Reproduce every entry exactly, without alteration.

[start]

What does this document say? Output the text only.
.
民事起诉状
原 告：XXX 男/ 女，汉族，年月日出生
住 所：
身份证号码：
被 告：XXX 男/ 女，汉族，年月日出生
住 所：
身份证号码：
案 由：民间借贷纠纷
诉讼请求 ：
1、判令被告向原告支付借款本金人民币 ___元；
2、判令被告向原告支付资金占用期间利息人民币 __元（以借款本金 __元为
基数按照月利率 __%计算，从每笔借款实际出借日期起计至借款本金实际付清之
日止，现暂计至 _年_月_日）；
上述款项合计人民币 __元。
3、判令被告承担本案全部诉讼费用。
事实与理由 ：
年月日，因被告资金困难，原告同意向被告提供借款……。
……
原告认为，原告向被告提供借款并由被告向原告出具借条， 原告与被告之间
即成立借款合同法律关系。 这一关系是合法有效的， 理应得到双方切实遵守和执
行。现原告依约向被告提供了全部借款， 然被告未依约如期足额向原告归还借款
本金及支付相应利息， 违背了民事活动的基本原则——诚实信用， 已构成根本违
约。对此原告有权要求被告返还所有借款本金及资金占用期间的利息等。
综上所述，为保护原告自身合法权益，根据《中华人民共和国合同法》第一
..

[end]

The result -
What does this document say? Output the text only.
.
民事起诉状
原 告：XXX 男/ 女，汉族，年月日出生
住 所：
身份证号码：
被 告：XXX 男/ 女，汉族，年月日出生
住 所：
身份证号码：
案 由：民间借贷纠纷
诉讼请求 ：
1、判令被告向原告支付借款本金人民币 ___元；
2、判令被告向原告支付资金占用期间利息人民币 __元（以借款本金 __元为
基数按照月利率 __%计算，从每笔借款实际出借日期起计至借款本金实际付清之
日止，现暂计至 _年_月_日）；
上述款项合计人民币 __元。
3、判令被告承担本案全部诉讼费用。
事实与理由 ：
年月日，因被告资金困难，原告同意向被告提供借款……。
……
原告认为，原告向被告提供借款并由被告向原告出具借条， 原告与被告之间
即成立借款合同法律关系。 这一关系是合法有效的， 理应得到双方切实遵守和执
行。现原告依约向被告提供了全部借款， 然被告未依约如期足额向原告归还借款
本金及支付相应利息， 违背了民事活动的基本原则——诚实信用， 已构成根本违
约。对此原告有权要求被告返还所有借款本金及资金占用期间的利息等。
综上所述，为保护原告自身合法权益，根据《中华人民共和国合同法》第一
..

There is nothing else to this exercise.